▸ **Data section**
----------------------------------------

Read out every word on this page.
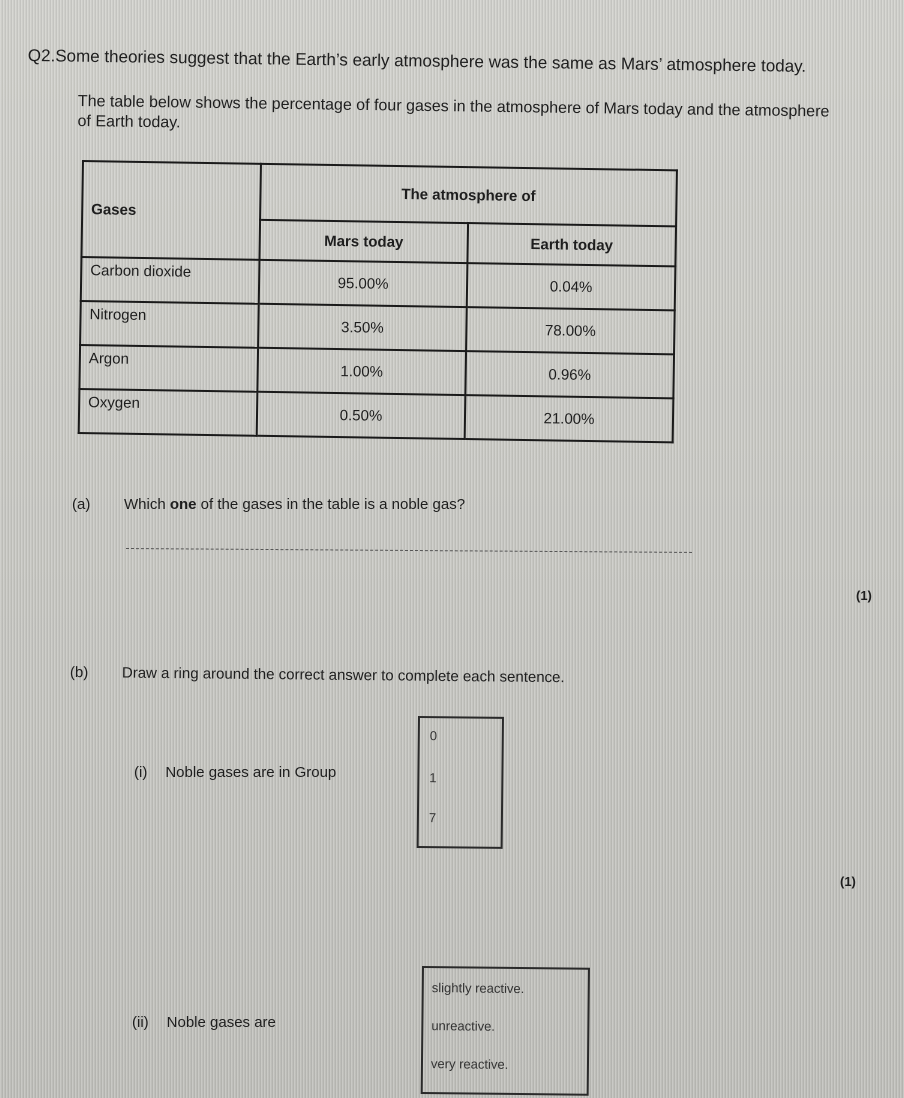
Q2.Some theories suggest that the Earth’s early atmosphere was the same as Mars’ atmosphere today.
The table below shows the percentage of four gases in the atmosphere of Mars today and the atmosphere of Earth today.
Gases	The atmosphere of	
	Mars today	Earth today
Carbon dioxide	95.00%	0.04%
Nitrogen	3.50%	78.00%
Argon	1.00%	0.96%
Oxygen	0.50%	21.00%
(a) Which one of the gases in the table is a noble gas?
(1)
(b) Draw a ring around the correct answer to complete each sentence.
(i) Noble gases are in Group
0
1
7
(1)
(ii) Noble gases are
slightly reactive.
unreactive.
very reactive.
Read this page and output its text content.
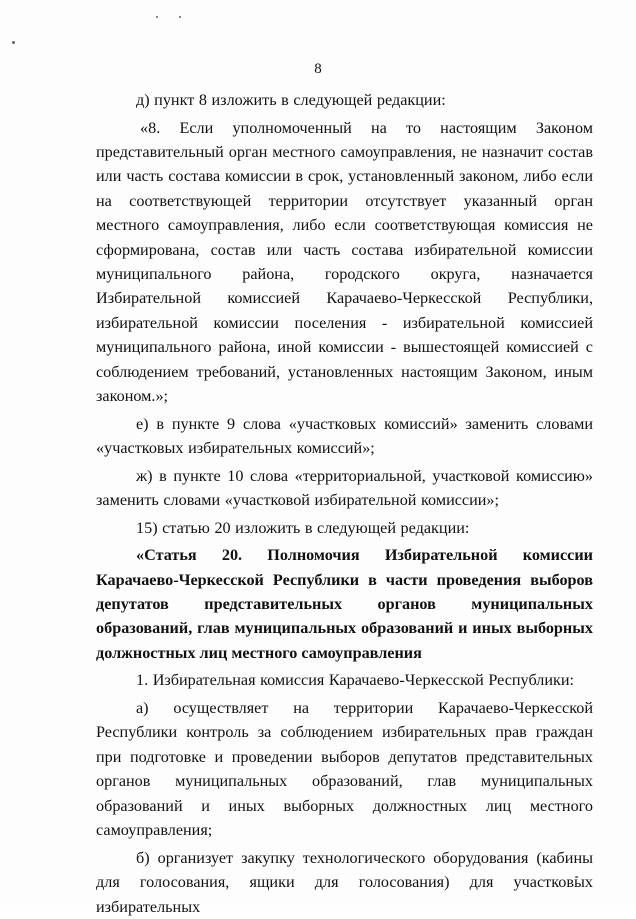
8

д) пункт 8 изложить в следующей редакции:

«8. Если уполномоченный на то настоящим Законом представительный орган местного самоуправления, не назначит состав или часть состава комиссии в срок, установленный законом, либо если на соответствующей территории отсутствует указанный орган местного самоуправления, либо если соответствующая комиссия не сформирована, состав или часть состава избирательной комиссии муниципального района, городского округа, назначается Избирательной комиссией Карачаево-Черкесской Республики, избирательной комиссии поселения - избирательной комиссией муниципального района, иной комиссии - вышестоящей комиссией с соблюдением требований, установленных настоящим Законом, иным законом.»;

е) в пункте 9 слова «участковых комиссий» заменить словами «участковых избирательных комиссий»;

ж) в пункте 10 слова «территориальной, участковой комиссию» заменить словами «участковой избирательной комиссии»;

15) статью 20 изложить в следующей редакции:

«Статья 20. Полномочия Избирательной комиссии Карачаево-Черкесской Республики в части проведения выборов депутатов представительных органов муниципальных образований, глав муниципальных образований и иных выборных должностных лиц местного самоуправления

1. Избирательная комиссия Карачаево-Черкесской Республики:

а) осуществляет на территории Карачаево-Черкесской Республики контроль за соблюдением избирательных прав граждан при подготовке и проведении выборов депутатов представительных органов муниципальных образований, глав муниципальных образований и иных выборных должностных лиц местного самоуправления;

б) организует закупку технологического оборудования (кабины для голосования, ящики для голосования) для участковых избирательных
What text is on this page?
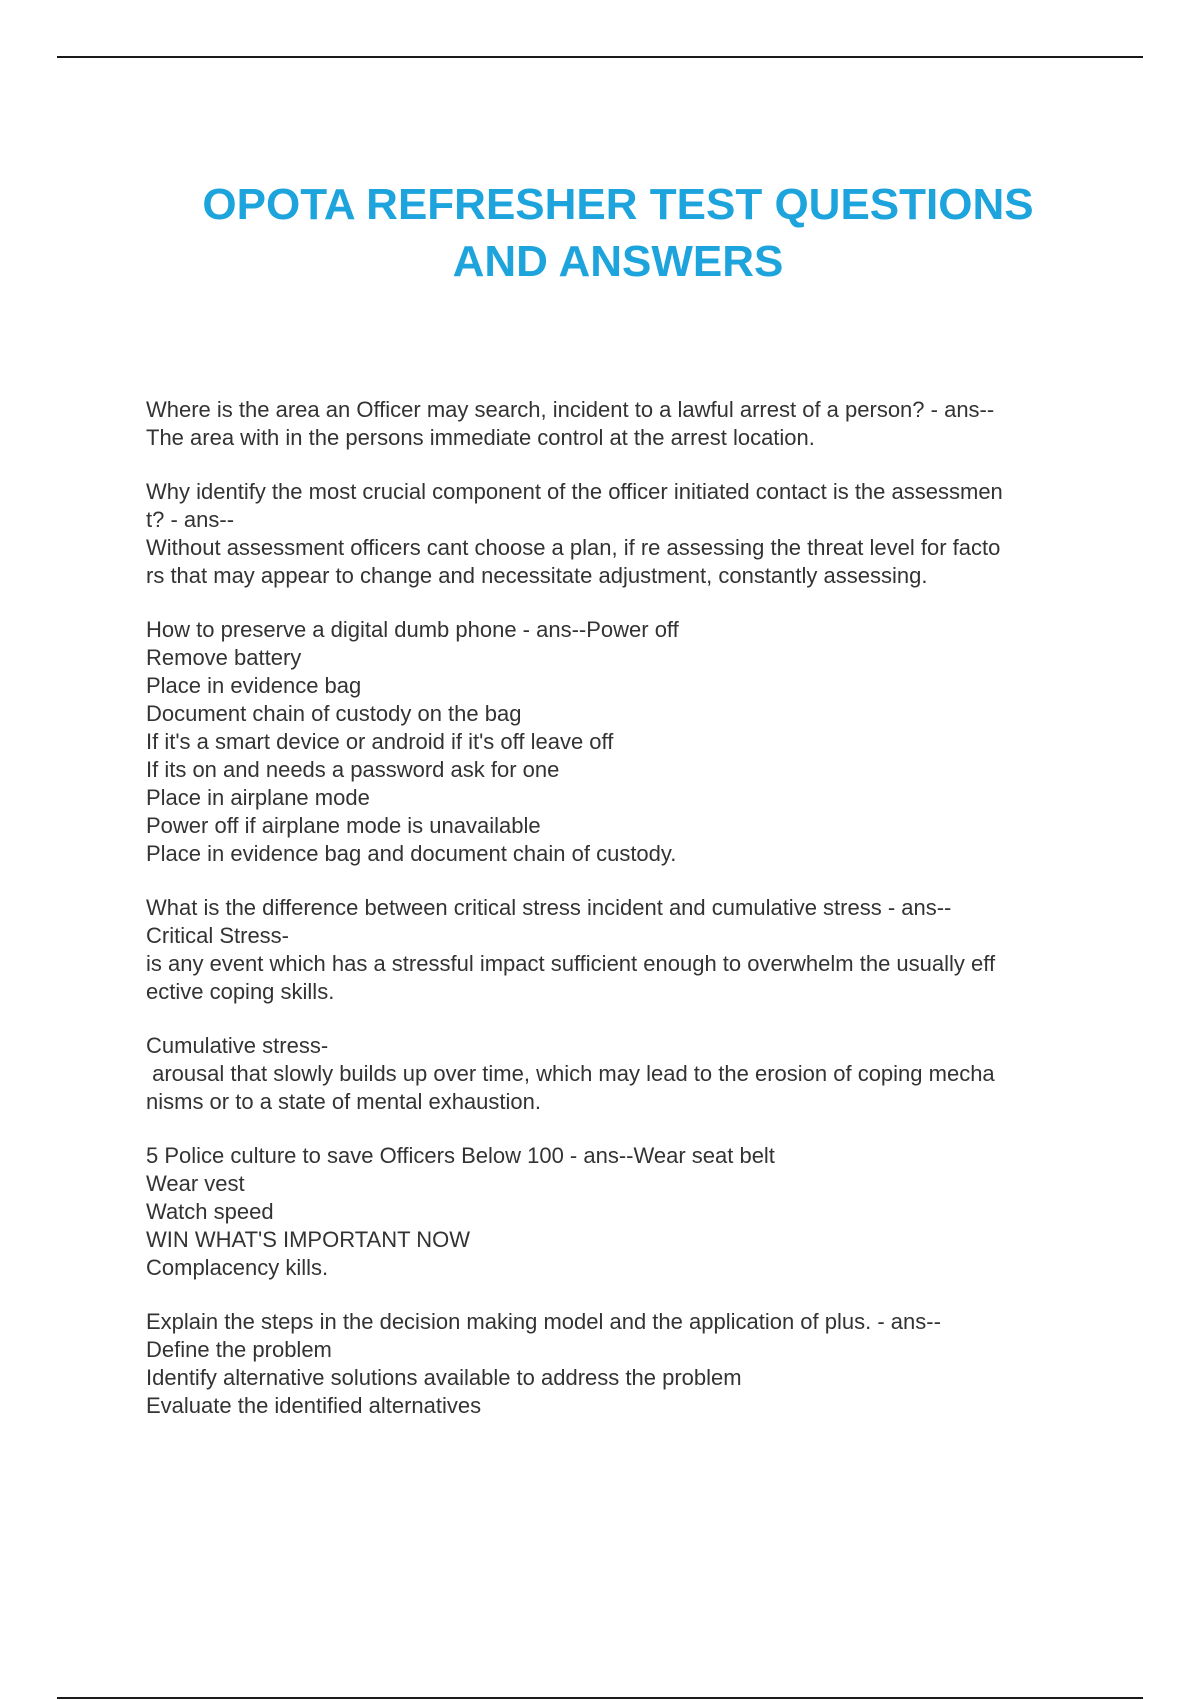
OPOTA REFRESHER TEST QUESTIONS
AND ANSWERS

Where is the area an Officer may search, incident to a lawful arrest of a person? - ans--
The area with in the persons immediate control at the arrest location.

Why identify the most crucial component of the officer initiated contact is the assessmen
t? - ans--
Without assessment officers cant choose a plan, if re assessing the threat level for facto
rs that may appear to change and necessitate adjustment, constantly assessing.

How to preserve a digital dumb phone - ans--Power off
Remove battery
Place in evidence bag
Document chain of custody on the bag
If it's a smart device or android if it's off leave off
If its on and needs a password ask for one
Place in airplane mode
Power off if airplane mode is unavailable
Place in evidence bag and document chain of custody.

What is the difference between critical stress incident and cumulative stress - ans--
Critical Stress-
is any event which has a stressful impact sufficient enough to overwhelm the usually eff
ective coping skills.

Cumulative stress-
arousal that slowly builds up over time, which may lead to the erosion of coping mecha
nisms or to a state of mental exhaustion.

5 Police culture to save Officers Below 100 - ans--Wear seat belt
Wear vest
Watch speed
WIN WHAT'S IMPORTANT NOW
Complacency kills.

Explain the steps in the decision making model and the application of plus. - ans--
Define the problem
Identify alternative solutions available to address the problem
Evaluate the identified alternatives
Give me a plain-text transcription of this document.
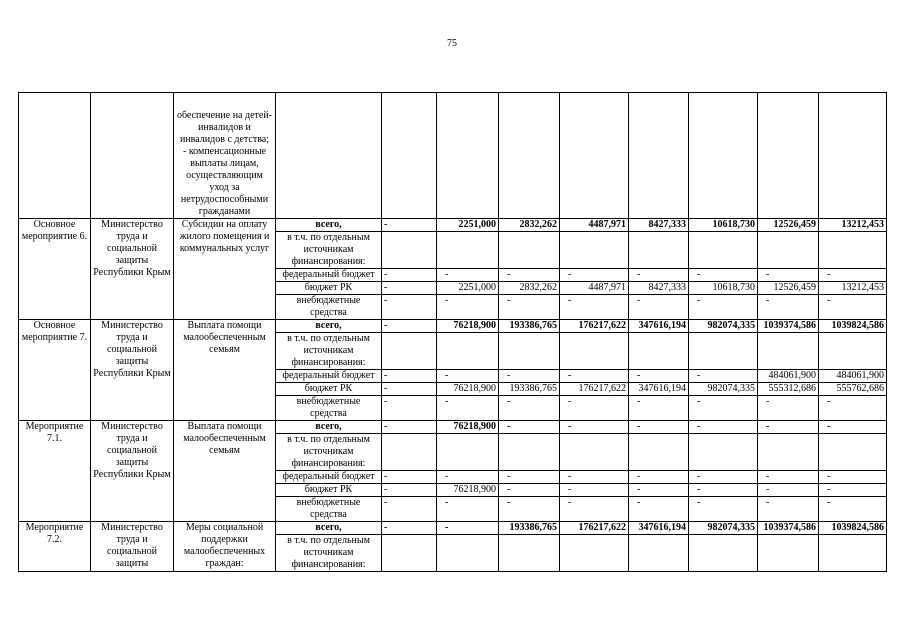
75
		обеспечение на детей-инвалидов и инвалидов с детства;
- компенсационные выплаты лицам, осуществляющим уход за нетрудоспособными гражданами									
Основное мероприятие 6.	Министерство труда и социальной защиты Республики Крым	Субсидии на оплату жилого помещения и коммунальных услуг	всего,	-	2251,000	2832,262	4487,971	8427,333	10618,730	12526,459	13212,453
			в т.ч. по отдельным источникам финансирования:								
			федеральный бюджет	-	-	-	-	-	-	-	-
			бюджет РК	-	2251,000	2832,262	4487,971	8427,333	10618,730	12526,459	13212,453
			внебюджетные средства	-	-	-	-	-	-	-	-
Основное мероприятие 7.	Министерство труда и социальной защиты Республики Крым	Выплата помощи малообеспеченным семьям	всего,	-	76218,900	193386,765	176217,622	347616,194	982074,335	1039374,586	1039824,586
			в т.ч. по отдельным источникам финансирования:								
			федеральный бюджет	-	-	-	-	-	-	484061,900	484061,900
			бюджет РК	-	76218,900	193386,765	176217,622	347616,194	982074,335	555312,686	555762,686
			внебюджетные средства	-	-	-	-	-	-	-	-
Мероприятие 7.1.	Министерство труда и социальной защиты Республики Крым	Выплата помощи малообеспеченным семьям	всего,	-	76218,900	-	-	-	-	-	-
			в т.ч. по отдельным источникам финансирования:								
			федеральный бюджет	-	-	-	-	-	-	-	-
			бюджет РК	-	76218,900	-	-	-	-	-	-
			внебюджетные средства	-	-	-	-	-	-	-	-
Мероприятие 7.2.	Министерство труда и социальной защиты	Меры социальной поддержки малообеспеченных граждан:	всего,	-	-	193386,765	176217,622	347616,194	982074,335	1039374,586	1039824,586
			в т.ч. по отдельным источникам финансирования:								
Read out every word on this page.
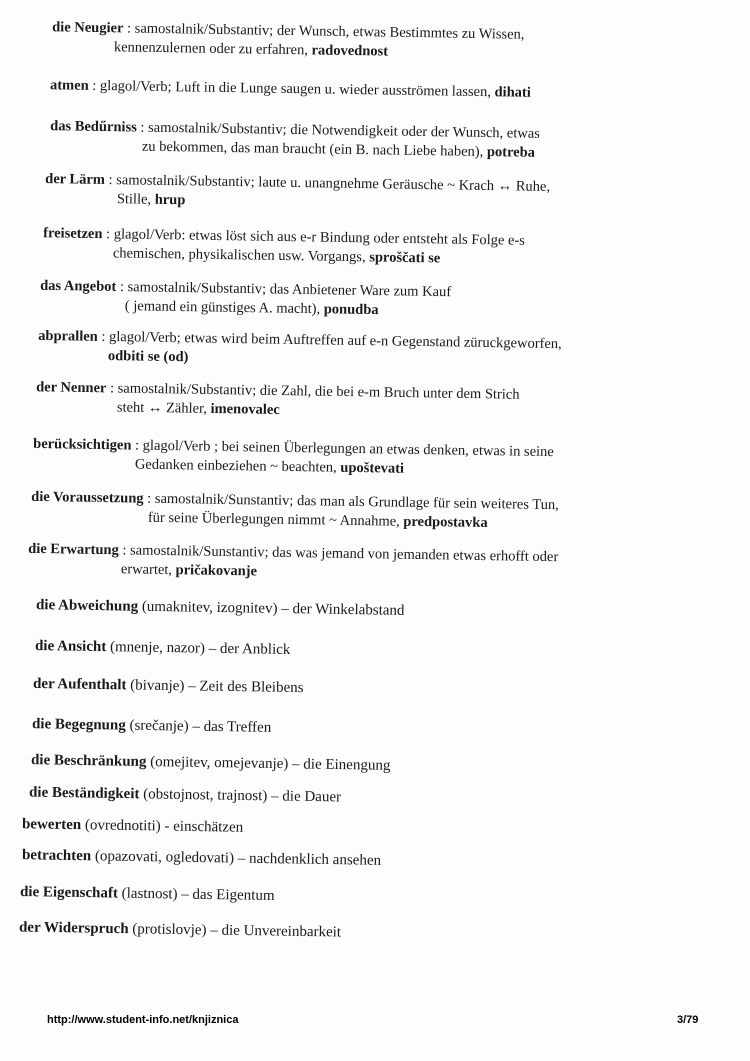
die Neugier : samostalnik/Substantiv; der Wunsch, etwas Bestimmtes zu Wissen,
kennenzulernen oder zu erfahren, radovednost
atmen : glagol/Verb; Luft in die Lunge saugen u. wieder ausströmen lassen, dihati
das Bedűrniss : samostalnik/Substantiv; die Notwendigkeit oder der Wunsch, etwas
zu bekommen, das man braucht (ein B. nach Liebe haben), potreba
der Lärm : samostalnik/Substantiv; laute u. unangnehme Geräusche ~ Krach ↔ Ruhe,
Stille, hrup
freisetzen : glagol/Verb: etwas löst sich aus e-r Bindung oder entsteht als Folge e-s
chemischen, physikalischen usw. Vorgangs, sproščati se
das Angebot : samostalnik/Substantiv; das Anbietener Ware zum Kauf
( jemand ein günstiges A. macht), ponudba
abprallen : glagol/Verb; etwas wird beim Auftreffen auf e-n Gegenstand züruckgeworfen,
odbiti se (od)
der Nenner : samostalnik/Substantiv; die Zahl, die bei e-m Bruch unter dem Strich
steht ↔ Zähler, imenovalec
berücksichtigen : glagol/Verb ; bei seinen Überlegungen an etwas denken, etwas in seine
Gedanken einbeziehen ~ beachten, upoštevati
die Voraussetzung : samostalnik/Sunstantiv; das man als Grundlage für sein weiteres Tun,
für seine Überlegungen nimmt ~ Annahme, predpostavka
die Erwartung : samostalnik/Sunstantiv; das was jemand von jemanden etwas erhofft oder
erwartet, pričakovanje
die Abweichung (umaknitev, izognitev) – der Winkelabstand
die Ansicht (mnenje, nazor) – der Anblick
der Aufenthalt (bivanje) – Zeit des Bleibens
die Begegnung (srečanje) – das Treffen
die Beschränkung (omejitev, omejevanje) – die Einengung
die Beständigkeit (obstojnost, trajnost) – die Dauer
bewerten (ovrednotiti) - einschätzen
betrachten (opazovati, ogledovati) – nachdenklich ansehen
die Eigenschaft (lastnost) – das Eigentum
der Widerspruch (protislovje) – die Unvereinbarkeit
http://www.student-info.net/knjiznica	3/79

----------------------------------------

▸ **Aim of the task**
Which lines in the listing above hold the word "Überlegungen"? Show each of them.

▸ **Correct result**
berücksichtigen : glagol/Verb ; bei seinen Überlegungen an etwas denken, etwas in seine
für seine Überlegungen nimmt ~ Annahme, predpostavka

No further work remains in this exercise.